* **What you should do**
Give the data a second time, exactly and in full.

[Data records]
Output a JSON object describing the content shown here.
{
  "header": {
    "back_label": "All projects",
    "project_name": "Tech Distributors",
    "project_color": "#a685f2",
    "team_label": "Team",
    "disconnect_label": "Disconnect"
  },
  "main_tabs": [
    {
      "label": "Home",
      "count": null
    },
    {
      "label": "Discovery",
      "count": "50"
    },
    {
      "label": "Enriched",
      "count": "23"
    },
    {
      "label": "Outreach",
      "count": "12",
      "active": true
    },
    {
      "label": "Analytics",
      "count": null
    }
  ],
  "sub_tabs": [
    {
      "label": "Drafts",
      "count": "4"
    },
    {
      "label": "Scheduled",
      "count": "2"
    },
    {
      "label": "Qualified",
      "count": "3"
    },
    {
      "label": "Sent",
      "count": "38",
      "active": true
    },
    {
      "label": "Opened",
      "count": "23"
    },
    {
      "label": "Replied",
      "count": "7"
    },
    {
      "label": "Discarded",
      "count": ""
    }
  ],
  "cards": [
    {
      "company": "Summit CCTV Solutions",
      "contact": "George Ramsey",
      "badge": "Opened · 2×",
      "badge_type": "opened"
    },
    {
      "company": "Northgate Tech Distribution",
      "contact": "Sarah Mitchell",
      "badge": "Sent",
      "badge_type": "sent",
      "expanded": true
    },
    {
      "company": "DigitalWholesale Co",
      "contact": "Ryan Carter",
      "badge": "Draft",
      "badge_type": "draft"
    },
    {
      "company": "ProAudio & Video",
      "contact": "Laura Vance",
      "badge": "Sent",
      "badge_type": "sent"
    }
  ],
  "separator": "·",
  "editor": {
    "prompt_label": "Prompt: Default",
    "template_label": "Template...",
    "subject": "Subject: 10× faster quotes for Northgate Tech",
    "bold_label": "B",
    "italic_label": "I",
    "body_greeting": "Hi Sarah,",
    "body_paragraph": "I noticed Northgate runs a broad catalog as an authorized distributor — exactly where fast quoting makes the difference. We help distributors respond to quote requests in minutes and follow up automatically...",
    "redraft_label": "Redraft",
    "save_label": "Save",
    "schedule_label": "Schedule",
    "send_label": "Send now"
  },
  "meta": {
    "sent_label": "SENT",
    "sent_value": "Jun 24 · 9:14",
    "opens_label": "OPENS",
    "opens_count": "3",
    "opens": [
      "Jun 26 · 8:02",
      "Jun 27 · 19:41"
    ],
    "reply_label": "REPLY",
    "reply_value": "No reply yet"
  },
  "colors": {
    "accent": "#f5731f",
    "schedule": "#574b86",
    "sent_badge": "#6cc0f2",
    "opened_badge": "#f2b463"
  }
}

* **Result of the exercise**
Output a JSON object describing the content shown here.
{
  "header": {
    "back_label": "All projects",
    "project_name": "Tech Distributors",
    "project_color": "#a685f2",
    "team_label": "Team",
    "disconnect_label": "Disconnect"
  },
  "main_tabs": [
    {
      "label": "Home",
      "count": null
    },
    {
      "label": "Discovery",
      "count": "50"
    },
    {
      "label": "Enriched",
      "count": "23"
    },
    {
      "label": "Outreach",
      "count": "12",
      "active": true
    },
    {
      "label": "Analytics",
      "count": null
    }
  ],
  "sub_tabs": [
    {
      "label": "Drafts",
      "count": "4"
    },
    {
      "label": "Scheduled",
      "count": "2"
    },
    {
      "label": "Qualified",
      "count": "3"
    },
    {
      "label": "Sent",
      "count": "38",
      "active": true
    },
    {
      "label": "Opened",
      "count": "23"
    },
    {
      "label": "Replied",
      "count": "7"
    },
    {
      "label": "Discarded",
      "count": ""
    }
  ],
  "cards": [
    {
      "company": "Summit CCTV Solutions",
      "contact": "George Ramsey",
      "badge": "Opened · 2×",
      "badge_type": "opened"
    },
    {
      "company": "Northgate Tech Distribution",
      "contact": "Sarah Mitchell",
      "badge": "Sent",
      "badge_type": "sent",
      "expanded": true
    },
    {
      "company": "DigitalWholesale Co",
      "contact": "Ryan Carter",
      "badge": "Draft",
      "badge_type": "draft"
    },
    {
      "company": "ProAudio & Video",
      "contact": "Laura Vance",
      "badge": "Sent",
      "badge_type": "sent"
    }
  ],
  "separator": "·",
  "editor": {
    "prompt_label": "Prompt: Default",
    "template_label": "Template...",
    "subject": "Subject: 10× faster quotes for Northgate Tech",
    "bold_label": "B",
    "italic_label": "I",
    "body_greeting": "Hi Sarah,",
    "body_paragraph": "I noticed Northgate runs a broad catalog as an authorized distributor — exactly where fast quoting makes the difference. We help distributors respond to quote requests in minutes and follow up automatically...",
    "redraft_label": "Redraft",
    "save_label": "Save",
    "schedule_label": "Schedule",
    "send_label": "Send now"
  },
  "meta": {
    "sent_label": "SENT",
    "sent_value": "Jun 24 · 9:14",
    "opens_label": "OPENS",
    "opens_count": "3",
    "opens": [
      "Jun 26 · 8:02",
      "Jun 27 · 19:41"
    ],
    "reply_label": "REPLY",
    "reply_value": "No reply yet"
  },
  "colors": {
    "accent": "#f5731f",
    "schedule": "#574b86",
    "sent_badge": "#6cc0f2",
    "opened_badge": "#f2b463"
  }
}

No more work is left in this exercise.